* _Given information_:
-*-
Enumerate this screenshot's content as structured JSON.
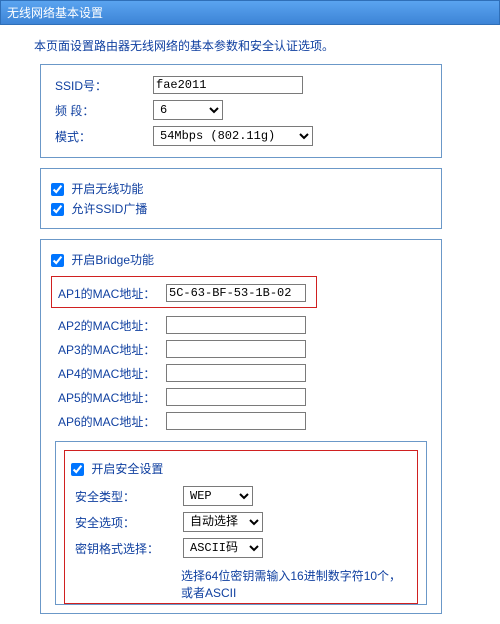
{
  "titlebar": "无线网络基本设置",
  "description": "本页面设置路由器无线网络的基本参数和安全认证选项。",
  "basic": {
    "ssid_label": "SSID号：",
    "ssid_value": "fae2011",
    "band_label": "频 段：",
    "band_value": "6",
    "mode_label": "模式：",
    "mode_value": "54Mbps (802.11g)"
  },
  "features": {
    "enable_wireless": "开启无线功能",
    "allow_ssid_broadcast": "允许SSID广播"
  },
  "bridge": {
    "enable_bridge": "开启Bridge功能",
    "ap_labels": [
      "AP1的MAC地址：",
      "AP2的MAC地址：",
      "AP3的MAC地址：",
      "AP4的MAC地址：",
      "AP5的MAC地址：",
      "AP6的MAC地址："
    ],
    "ap_values": [
      "5C-63-BF-53-1B-02",
      "",
      "",
      "",
      "",
      ""
    ]
  },
  "security": {
    "enable_security": "开启安全设置",
    "type_label": "安全类型：",
    "type_value": "WEP",
    "option_label": "安全选项：",
    "option_value": "自动选择",
    "keyfmt_label": "密钥格式选择：",
    "keyfmt_value": "ASCII码",
    "hint": "选择64位密钥需输入16进制数字符10个，或者ASCII"
  }
}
-*-
* _Exercise prompt_: Without the pictures, restate all of the entries above verbatim.

* _Task answer_:
Enumerate this screenshot's content as structured JSON.
{
  "titlebar": "无线网络基本设置",
  "description": "本页面设置路由器无线网络的基本参数和安全认证选项。",
  "basic": {
    "ssid_label": "SSID号：",
    "ssid_value": "fae2011",
    "band_label": "频 段：",
    "band_value": "6",
    "mode_label": "模式：",
    "mode_value": "54Mbps (802.11g)"
  },
  "features": {
    "enable_wireless": "开启无线功能",
    "allow_ssid_broadcast": "允许SSID广播"
  },
  "bridge": {
    "enable_bridge": "开启Bridge功能",
    "ap_labels": [
      "AP1的MAC地址：",
      "AP2的MAC地址：",
      "AP3的MAC地址：",
      "AP4的MAC地址：",
      "AP5的MAC地址：",
      "AP6的MAC地址："
    ],
    "ap_values": [
      "5C-63-BF-53-1B-02",
      "",
      "",
      "",
      "",
      ""
    ]
  },
  "security": {
    "enable_security": "开启安全设置",
    "type_label": "安全类型：",
    "type_value": "WEP",
    "option_label": "安全选项：",
    "option_value": "自动选择",
    "keyfmt_label": "密钥格式选择：",
    "keyfmt_value": "ASCII码",
    "hint": "选择64位密钥需输入16进制数字符10个，或者ASCII"
  }
}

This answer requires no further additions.